• [What is being asked] Repeat every line of the source records below word for word.

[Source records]
★ ★ ★ ★

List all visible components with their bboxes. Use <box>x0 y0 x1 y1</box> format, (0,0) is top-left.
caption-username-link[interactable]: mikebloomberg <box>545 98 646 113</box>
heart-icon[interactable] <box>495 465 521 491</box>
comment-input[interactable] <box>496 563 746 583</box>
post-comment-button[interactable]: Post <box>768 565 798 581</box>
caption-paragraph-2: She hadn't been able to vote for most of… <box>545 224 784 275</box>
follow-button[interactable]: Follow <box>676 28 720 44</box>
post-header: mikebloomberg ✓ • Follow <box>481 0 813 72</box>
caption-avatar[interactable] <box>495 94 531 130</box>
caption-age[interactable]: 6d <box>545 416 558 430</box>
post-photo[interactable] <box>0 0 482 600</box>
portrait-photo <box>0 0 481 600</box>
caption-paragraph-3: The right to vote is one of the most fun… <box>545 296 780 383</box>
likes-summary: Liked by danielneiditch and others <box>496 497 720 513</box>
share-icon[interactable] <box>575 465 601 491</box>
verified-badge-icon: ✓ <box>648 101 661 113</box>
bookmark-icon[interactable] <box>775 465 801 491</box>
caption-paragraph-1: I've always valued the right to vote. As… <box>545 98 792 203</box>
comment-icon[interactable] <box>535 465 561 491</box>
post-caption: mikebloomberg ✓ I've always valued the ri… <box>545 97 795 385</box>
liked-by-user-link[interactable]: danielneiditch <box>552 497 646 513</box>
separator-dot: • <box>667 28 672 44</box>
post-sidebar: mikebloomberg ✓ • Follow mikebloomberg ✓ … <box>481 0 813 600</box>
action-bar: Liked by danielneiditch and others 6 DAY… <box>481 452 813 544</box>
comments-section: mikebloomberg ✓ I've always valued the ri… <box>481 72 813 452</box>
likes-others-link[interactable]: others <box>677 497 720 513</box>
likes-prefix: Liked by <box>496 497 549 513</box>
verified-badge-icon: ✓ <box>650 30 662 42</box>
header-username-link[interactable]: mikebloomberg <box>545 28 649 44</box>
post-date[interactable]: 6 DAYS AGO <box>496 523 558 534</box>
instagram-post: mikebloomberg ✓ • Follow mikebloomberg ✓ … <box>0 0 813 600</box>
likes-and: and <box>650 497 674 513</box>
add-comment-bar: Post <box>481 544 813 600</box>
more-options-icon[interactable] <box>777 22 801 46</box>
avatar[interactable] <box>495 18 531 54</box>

★ ★ ★ ★

• [Result of the exercise]
List all visible components with their bboxes. Use <box>x0 y0 x1 y1</box> format, (0,0) is top-left.
caption-username-link[interactable]: mikebloomberg <box>545 98 646 113</box>
heart-icon[interactable] <box>495 465 521 491</box>
comment-input[interactable] <box>496 563 746 583</box>
post-comment-button[interactable]: Post <box>768 565 798 581</box>
caption-paragraph-2: She hadn't been able to vote for most of… <box>545 224 784 275</box>
follow-button[interactable]: Follow <box>676 28 720 44</box>
post-header: mikebloomberg ✓ • Follow <box>481 0 813 72</box>
caption-avatar[interactable] <box>495 94 531 130</box>
caption-age[interactable]: 6d <box>545 416 558 430</box>
post-photo[interactable] <box>0 0 482 600</box>
portrait-photo <box>0 0 481 600</box>
caption-paragraph-3: The right to vote is one of the most fun… <box>545 296 780 383</box>
likes-summary: Liked by danielneiditch and others <box>496 497 720 513</box>
share-icon[interactable] <box>575 465 601 491</box>
verified-badge-icon: ✓ <box>648 101 661 113</box>
bookmark-icon[interactable] <box>775 465 801 491</box>
caption-paragraph-1: I've always valued the right to vote. As… <box>545 98 792 203</box>
comment-icon[interactable] <box>535 465 561 491</box>
post-caption: mikebloomberg ✓ I've always valued the ri… <box>545 97 795 385</box>
liked-by-user-link[interactable]: danielneiditch <box>552 497 646 513</box>
separator-dot: • <box>667 28 672 44</box>
post-sidebar: mikebloomberg ✓ • Follow mikebloomberg ✓ … <box>481 0 813 600</box>
action-bar: Liked by danielneiditch and others 6 DAY… <box>481 452 813 544</box>
comments-section: mikebloomberg ✓ I've always valued the ri… <box>481 72 813 452</box>
likes-others-link[interactable]: others <box>677 497 720 513</box>
likes-prefix: Liked by <box>496 497 549 513</box>
verified-badge-icon: ✓ <box>650 30 662 42</box>
header-username-link[interactable]: mikebloomberg <box>545 28 649 44</box>
post-date[interactable]: 6 DAYS AGO <box>496 523 558 534</box>
instagram-post: mikebloomberg ✓ • Follow mikebloomberg ✓ … <box>0 0 813 600</box>
likes-and: and <box>650 497 674 513</box>
add-comment-bar: Post <box>481 544 813 600</box>
more-options-icon[interactable] <box>777 22 801 46</box>
avatar[interactable] <box>495 18 531 54</box>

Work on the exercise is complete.